# DATASET RECORDS
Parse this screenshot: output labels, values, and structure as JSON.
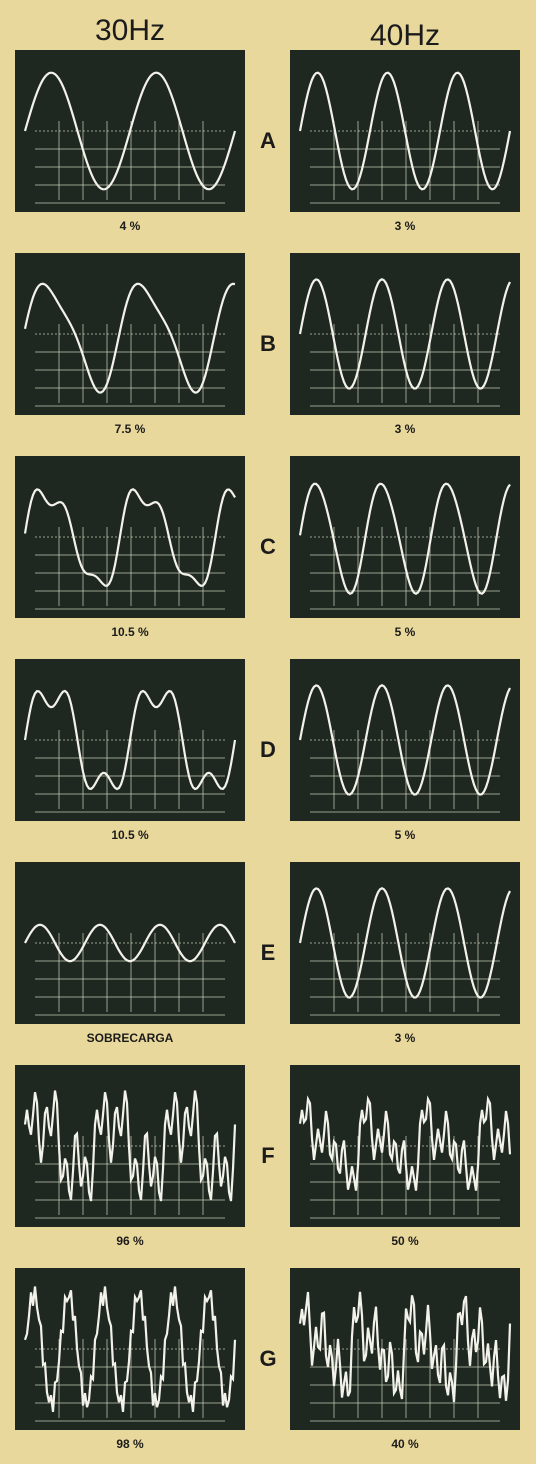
{
  "headers": [
    "30Hz",
    "40Hz"
  ],
  "rows": [
    {
      "label": "A",
      "left": "4 %",
      "right": "3 %"
    },
    {
      "label": "B",
      "left": "7.5 %",
      "right": "3 %"
    },
    {
      "label": "C",
      "left": "10.5 %",
      "right": "5 %"
    },
    {
      "label": "D",
      "left": "10.5 %",
      "right": "5 %"
    },
    {
      "label": "E",
      "left": "SOBRECARGA",
      "right": "3 %"
    },
    {
      "label": "F",
      "left": "96 %",
      "right": "50 %"
    },
    {
      "label": "G",
      "left": "98 %",
      "right": "40 %"
    }
  ]
}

# INSTRUCTION
Show every line from the listing above in which the string "left" appears.

# RESULT BELOW
      "left": "4 %",
      "left": "7.5 %",
      "left": "10.5 %",
      "left": "10.5 %",
      "left": "SOBRECARGA",
      "left": "96 %",
      "left": "98 %",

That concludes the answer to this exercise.